##### PROVIDED RECORDS
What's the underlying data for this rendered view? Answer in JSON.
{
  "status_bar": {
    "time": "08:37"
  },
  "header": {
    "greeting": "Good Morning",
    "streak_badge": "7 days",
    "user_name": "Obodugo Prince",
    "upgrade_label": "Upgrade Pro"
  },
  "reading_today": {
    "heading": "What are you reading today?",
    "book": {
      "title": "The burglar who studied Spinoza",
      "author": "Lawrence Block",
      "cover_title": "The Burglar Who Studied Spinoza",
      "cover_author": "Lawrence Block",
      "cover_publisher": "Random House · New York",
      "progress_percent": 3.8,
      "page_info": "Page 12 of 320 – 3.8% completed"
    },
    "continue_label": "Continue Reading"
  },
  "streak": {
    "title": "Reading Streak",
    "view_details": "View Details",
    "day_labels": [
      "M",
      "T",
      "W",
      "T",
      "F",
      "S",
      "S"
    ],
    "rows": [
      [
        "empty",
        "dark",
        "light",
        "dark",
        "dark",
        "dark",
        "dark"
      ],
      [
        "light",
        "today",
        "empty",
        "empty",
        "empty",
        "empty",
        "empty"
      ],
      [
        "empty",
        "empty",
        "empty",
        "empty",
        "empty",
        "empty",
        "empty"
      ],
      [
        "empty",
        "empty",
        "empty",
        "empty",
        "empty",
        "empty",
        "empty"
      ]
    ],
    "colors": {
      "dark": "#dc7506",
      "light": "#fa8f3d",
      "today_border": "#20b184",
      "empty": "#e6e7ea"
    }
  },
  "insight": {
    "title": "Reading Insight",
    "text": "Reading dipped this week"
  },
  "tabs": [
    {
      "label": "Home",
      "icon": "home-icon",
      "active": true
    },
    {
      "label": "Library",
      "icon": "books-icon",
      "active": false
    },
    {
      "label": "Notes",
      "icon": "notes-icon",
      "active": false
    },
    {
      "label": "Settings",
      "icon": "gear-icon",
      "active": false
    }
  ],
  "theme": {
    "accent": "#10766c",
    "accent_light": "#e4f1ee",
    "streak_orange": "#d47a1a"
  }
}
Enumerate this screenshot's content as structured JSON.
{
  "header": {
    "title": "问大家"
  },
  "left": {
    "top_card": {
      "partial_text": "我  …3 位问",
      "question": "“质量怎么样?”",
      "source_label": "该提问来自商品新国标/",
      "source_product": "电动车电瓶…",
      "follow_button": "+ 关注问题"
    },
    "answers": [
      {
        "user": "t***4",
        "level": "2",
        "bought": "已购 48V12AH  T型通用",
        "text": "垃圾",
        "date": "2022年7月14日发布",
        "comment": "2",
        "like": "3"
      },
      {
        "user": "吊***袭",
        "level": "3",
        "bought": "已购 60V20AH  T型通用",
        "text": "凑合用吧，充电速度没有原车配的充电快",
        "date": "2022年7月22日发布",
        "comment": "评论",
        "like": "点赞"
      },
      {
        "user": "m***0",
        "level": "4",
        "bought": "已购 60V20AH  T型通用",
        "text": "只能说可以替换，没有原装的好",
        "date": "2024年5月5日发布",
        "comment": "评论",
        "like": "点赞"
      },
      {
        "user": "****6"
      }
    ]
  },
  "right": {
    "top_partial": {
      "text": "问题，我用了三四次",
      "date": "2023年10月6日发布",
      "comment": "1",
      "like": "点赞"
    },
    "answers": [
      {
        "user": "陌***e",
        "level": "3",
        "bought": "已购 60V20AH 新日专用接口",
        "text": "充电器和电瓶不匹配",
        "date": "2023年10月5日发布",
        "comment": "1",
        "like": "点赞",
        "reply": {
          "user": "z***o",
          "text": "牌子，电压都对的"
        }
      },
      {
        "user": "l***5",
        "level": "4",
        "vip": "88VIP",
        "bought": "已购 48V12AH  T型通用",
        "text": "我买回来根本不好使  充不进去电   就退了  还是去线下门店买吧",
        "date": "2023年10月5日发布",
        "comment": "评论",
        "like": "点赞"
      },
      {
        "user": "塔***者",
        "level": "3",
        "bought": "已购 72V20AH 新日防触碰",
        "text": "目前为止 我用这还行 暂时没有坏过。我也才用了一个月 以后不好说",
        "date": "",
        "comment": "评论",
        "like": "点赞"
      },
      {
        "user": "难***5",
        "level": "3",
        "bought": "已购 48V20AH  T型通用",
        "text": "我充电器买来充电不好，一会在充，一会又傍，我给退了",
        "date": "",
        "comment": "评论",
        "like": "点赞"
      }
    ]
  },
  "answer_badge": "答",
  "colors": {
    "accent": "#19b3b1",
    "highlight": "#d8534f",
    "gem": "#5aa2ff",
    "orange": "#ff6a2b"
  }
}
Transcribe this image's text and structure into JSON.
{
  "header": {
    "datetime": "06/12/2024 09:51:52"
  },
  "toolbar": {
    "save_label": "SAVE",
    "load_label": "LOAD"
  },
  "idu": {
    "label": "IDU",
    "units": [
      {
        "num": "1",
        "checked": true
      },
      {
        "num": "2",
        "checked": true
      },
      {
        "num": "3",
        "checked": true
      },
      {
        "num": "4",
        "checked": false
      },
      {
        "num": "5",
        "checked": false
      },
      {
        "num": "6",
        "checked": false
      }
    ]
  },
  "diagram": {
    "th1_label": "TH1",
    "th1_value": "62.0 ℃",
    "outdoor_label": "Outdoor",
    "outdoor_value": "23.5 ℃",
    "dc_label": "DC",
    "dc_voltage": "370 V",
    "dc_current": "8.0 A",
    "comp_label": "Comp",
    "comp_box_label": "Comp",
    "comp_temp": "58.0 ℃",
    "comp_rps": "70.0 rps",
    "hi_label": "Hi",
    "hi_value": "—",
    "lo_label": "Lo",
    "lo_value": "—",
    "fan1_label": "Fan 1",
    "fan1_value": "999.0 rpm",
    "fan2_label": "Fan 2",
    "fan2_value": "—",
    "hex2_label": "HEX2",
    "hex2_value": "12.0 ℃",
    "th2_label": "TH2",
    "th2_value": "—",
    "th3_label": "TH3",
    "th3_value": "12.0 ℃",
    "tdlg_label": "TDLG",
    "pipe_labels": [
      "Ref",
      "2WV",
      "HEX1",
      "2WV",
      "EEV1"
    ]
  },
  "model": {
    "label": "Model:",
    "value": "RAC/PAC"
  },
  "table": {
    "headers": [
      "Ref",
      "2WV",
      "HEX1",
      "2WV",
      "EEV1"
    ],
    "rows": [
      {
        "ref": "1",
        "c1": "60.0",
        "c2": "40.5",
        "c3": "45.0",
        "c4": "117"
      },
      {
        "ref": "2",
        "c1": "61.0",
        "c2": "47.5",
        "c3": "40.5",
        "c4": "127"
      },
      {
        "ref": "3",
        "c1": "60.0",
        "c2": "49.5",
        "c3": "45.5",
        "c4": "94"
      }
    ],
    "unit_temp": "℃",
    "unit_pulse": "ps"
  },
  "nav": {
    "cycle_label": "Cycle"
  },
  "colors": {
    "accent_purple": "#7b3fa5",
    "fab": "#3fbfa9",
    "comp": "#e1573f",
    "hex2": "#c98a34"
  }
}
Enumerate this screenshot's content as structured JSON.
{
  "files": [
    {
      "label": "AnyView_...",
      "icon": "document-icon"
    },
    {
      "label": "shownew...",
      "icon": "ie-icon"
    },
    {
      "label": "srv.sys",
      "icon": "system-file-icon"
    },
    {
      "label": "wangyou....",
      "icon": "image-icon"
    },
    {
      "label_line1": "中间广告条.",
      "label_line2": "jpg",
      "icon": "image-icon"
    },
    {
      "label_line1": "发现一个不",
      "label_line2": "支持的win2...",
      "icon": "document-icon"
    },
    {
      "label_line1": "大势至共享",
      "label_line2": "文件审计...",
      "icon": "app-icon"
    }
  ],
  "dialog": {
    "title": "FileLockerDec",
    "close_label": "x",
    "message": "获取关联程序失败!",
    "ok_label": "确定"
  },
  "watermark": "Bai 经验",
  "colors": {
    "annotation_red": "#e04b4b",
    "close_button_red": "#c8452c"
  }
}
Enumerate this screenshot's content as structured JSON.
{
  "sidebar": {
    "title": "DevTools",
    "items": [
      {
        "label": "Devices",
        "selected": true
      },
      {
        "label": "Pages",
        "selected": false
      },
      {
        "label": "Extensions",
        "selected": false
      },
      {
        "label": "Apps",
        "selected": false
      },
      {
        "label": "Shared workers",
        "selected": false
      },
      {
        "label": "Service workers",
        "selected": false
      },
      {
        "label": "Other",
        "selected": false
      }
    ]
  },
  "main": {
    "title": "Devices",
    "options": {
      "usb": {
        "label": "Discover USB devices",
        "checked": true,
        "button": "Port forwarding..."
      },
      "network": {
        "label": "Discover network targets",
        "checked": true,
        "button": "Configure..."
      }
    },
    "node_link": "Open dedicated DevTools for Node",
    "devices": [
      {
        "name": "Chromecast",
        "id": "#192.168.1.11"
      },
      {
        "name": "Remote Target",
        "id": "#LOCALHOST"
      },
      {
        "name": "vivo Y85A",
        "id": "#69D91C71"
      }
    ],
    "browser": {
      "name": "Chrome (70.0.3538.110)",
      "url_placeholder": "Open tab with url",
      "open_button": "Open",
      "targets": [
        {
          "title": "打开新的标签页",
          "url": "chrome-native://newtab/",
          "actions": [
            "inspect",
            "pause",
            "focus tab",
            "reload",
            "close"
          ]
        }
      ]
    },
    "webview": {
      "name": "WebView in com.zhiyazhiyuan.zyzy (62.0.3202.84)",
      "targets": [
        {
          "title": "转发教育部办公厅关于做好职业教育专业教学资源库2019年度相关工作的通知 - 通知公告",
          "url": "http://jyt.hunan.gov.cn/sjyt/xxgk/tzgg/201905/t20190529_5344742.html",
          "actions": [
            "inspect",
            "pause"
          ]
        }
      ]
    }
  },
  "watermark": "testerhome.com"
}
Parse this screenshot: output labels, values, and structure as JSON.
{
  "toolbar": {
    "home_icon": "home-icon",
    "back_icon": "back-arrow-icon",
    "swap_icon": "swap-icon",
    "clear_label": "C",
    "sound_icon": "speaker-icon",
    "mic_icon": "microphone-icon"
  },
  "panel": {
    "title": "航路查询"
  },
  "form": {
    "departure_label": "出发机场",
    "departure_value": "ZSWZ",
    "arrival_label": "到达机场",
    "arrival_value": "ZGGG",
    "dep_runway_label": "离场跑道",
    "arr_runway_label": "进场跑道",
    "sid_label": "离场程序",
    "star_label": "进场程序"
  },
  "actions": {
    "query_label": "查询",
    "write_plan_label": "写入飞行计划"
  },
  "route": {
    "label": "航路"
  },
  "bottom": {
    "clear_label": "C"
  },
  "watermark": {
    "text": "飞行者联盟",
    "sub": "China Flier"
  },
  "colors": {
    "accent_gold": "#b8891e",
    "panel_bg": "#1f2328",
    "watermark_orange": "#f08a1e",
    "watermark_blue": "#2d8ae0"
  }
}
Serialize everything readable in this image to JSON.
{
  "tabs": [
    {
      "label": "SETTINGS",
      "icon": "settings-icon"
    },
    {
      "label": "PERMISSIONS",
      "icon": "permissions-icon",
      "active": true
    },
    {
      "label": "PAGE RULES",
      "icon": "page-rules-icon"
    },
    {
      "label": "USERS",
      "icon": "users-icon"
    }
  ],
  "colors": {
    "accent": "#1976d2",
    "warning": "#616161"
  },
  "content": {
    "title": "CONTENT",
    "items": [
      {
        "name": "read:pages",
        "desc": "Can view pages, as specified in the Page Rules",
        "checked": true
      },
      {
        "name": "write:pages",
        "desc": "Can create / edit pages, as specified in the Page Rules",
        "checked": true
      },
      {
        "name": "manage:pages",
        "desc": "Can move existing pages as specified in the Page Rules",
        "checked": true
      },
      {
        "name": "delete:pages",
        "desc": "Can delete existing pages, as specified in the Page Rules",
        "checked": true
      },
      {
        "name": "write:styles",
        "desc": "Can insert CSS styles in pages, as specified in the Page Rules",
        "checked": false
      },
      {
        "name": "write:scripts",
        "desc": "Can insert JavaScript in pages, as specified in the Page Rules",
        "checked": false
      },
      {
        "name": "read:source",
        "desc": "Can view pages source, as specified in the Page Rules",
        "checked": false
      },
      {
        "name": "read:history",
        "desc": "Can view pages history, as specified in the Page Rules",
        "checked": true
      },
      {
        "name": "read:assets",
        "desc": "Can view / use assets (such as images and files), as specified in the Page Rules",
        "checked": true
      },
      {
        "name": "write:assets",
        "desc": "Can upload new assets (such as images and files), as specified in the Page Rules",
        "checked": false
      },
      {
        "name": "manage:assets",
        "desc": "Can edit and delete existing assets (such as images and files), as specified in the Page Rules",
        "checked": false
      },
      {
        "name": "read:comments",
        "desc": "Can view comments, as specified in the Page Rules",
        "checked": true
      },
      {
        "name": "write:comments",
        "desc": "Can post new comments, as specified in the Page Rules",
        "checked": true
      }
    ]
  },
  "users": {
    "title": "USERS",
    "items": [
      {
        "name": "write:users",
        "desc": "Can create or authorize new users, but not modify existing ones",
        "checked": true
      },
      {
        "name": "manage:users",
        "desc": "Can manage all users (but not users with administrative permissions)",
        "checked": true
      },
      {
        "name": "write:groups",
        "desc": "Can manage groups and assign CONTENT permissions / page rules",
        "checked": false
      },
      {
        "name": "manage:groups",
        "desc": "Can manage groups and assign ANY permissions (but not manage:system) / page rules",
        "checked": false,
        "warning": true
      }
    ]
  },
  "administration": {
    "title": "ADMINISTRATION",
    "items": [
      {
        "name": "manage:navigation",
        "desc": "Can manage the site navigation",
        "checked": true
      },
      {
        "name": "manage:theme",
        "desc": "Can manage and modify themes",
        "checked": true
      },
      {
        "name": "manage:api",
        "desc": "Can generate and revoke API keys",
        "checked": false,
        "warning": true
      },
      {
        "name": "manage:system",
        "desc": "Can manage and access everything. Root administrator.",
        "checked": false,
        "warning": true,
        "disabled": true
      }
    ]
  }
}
##########
Return all lines containing "Open".

* _FULL ANSWER_:
    "node_link": "Open dedicated DevTools for Node",
      "url_placeholder": "Open tab with url",
      "open_button": "Open",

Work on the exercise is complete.